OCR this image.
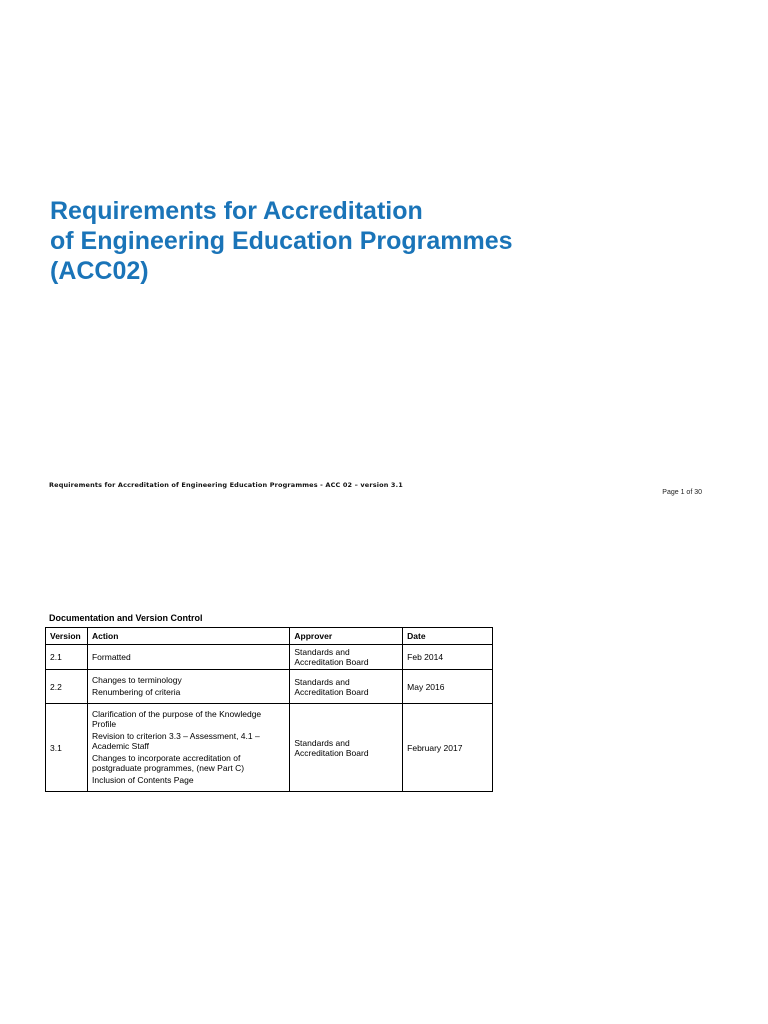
Requirements for Accreditation
of Engineering Education Programmes
(ACC02)
Requirements for Accreditation of Engineering Education Programmes - ACC 02 – version 3.1
Page 1 of 30
Documentation and Version Control
Version	Action	Approver	Date
2.1	Formatted	Standards and Accreditation Board	Feb 2014
2.2	Changes to terminology
Renumbering of criteria	Standards and Accreditation Board	May 2016
3.1	Clarification of the purpose of the Knowledge Profile
Revision to criterion 3.3 – Assessment, 4.1 – Academic Staff
Changes to incorporate accreditation of postgraduate programmes, (new Part C)
Inclusion of Contents Page	Standards and Accreditation Board	February 2017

TO BE DONE>
The material above must be printed exactly, with its pictures left out.

ANSWER TO THE TASK>
OCR this image.
Requirements for Accreditation
of Engineering Education Programmes
(ACC02)
Requirements for Accreditation of Engineering Education Programmes - ACC 02 – version 3.1
Page 1 of 30
Documentation and Version Control
Version	Action	Approver	Date
2.1	Formatted	Standards and Accreditation Board	Feb 2014
2.2	Changes to terminology
Renumbering of criteria	Standards and Accreditation Board	May 2016
3.1	Clarification of the purpose of the Knowledge Profile
Revision to criterion 3.3 – Assessment, 4.1 – Academic Staff
Changes to incorporate accreditation of postgraduate programmes, (new Part C)
Inclusion of Contents Page	Standards and Accreditation Board	February 2017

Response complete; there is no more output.